Stored records
○ ○ ○

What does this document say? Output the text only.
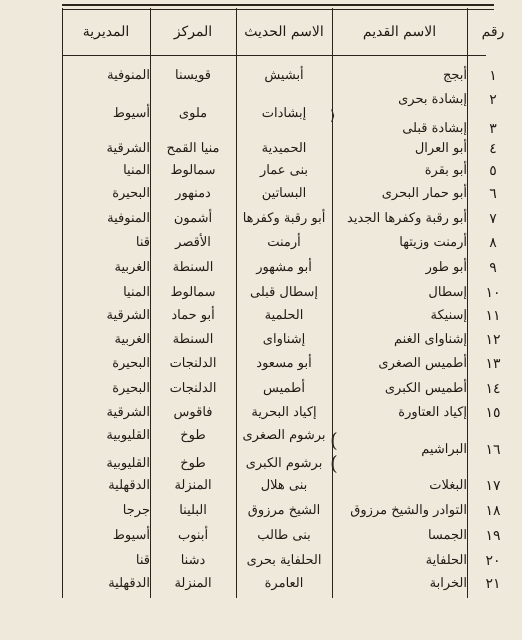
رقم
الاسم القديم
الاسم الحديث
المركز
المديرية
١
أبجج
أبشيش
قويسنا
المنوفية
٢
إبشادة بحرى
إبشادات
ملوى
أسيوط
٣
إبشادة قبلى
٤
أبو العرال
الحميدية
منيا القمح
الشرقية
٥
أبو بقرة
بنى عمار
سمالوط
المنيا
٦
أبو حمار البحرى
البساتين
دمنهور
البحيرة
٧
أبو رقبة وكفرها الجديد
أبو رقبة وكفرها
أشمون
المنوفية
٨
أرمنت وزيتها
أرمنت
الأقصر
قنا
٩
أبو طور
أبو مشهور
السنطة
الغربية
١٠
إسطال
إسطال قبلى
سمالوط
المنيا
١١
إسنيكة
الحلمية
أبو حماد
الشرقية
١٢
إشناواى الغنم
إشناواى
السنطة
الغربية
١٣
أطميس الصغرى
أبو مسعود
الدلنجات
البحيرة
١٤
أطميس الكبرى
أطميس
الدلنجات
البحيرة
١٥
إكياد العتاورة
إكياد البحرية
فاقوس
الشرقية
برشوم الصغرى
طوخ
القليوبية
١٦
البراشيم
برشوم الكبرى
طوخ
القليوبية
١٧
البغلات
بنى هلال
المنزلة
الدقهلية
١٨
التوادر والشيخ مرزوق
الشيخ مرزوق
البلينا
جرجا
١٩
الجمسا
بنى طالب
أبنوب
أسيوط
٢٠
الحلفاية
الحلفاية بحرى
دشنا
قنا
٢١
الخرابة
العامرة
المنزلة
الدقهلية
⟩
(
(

○ ○ ○

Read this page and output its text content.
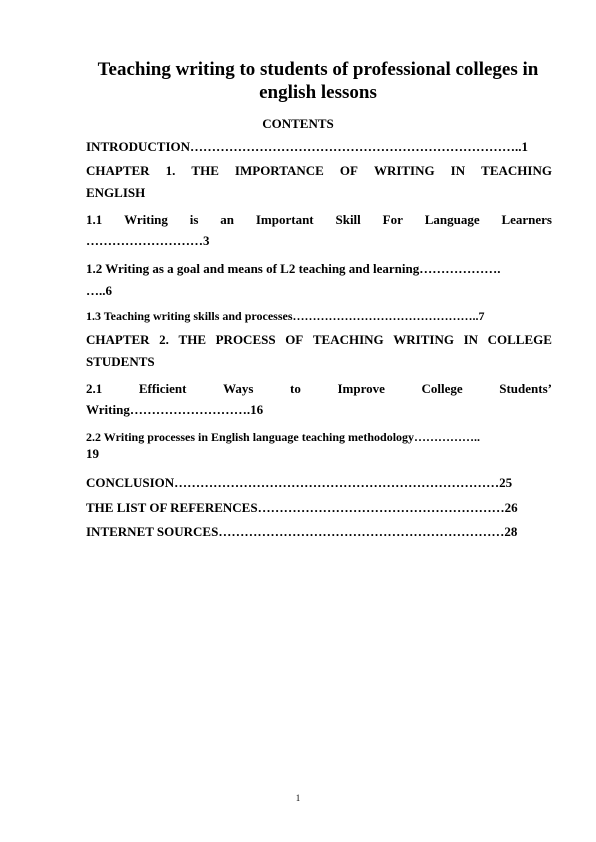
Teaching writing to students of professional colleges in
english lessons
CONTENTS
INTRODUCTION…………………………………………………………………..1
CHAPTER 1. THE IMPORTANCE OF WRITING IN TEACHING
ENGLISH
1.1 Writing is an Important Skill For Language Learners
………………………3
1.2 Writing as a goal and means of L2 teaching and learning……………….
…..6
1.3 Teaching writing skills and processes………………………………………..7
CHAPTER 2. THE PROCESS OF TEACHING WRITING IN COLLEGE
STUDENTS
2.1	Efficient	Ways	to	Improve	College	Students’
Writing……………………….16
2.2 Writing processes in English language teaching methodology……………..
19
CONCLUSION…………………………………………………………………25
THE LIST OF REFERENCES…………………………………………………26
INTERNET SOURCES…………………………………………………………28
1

○ ○ ○

DIRECTIVE: Copy every line above in which the string "text" shows up.

WRITTEN RESPONSE:
What does this document say? Output the text only.
Read this page and output its text content.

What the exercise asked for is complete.